• [What is being asked]: Scan the records and identify every line in which the string "InnoDB" occurs, then return those lines.

• [Entries supplied]:
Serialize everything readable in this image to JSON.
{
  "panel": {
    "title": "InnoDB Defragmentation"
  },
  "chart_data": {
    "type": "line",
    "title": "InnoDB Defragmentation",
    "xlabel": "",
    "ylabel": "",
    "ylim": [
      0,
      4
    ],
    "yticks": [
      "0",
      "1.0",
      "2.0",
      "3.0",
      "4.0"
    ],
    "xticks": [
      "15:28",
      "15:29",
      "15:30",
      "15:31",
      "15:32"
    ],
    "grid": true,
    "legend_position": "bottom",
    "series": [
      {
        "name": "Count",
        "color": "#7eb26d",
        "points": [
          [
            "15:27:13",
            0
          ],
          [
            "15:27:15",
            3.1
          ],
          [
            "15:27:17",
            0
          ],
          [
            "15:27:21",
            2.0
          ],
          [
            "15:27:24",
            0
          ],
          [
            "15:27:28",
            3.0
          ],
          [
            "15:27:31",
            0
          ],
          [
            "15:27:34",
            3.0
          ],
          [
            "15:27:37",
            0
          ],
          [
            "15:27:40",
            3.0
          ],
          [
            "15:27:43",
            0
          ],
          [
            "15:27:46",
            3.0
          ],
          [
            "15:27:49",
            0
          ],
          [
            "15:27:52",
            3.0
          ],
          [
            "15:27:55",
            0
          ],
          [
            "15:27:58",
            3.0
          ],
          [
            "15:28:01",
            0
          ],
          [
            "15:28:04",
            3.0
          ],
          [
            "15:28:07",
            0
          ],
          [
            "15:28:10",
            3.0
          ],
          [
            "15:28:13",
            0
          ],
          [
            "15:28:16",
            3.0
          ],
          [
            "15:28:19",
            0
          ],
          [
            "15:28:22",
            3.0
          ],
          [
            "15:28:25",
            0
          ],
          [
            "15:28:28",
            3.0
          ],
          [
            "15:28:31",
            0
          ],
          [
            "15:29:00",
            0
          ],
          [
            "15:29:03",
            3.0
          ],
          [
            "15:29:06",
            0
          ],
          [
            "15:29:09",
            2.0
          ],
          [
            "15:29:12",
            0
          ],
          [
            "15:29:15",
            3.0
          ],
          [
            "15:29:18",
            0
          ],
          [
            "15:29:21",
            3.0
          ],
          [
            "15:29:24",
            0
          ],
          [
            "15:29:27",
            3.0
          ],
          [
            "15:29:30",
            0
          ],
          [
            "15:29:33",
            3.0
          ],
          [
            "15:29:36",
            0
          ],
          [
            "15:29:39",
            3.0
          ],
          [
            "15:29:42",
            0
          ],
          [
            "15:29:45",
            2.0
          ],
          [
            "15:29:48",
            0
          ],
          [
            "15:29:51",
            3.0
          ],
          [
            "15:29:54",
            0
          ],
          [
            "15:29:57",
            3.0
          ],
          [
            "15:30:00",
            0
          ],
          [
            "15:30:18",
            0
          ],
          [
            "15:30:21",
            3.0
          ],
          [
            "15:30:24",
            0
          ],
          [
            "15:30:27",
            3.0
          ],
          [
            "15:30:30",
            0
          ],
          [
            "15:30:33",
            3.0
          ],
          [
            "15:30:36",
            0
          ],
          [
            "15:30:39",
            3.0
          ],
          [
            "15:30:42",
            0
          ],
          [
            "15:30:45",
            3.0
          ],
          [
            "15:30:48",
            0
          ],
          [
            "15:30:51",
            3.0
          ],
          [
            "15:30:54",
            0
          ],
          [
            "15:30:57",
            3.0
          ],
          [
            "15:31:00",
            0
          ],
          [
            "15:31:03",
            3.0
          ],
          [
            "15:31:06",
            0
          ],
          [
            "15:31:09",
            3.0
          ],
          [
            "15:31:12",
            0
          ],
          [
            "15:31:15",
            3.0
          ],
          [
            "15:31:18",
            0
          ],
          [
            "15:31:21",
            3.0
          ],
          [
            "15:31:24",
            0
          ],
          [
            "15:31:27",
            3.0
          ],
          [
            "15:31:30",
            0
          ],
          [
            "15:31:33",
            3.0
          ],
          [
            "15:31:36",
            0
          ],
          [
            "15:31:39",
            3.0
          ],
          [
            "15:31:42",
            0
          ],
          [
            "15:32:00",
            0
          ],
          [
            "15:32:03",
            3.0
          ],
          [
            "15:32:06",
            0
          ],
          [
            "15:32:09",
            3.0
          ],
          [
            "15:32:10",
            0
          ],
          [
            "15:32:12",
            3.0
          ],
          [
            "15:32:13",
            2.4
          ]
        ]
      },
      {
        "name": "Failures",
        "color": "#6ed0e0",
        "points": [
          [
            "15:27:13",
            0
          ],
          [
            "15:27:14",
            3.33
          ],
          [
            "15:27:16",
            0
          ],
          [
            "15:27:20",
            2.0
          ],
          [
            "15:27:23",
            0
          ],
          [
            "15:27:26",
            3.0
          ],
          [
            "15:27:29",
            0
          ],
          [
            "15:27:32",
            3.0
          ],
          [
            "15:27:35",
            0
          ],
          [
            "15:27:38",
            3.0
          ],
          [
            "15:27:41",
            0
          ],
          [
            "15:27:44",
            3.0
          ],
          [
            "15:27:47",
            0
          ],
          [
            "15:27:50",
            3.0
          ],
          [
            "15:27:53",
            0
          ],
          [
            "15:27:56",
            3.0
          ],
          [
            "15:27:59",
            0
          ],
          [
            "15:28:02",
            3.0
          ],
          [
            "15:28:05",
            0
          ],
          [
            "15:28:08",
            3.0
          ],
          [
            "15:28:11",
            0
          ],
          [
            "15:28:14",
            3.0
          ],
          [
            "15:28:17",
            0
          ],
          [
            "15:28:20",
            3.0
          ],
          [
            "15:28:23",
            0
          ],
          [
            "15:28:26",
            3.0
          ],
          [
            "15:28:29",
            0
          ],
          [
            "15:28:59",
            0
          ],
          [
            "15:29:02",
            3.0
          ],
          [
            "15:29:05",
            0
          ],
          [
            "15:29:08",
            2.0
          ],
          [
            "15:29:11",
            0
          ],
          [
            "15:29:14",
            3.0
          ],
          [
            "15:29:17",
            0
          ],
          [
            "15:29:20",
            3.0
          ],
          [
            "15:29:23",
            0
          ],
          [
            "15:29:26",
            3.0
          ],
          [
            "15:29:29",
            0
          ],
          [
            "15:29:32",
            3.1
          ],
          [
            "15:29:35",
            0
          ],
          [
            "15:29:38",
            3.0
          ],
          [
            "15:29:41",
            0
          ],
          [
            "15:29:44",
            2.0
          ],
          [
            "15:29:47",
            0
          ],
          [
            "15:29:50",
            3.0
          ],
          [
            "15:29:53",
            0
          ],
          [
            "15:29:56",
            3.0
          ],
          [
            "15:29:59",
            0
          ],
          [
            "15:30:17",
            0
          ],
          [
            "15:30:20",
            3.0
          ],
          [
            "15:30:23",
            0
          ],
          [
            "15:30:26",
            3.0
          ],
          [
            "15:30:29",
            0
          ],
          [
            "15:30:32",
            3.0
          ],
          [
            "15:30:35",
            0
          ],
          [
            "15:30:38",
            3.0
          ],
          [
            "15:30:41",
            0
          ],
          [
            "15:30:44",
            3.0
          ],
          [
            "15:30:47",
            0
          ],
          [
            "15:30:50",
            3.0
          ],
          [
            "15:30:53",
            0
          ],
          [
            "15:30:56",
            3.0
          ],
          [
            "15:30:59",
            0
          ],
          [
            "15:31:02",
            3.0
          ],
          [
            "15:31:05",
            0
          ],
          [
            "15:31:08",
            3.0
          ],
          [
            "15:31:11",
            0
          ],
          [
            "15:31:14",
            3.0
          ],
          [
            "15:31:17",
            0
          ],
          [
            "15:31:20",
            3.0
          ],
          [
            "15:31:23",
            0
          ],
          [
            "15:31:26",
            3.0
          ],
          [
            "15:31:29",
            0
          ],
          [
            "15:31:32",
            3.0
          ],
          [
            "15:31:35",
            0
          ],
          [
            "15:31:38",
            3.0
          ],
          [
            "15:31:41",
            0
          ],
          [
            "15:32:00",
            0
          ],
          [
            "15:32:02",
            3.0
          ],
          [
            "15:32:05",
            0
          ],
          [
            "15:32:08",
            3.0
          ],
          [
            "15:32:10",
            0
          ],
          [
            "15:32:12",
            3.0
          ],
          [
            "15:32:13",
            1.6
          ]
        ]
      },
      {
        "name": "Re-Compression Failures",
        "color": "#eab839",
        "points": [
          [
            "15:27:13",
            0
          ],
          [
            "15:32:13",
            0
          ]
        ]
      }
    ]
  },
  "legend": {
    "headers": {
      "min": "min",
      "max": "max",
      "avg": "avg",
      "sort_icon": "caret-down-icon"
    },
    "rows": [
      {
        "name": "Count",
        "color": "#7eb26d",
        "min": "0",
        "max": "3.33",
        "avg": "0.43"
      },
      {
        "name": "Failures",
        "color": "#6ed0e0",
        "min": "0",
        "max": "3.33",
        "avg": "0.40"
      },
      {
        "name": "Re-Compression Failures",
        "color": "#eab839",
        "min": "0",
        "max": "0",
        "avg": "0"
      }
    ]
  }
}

• [Result]:
    "title": "InnoDB Defragmentation"
    "title": "InnoDB Defragmentation",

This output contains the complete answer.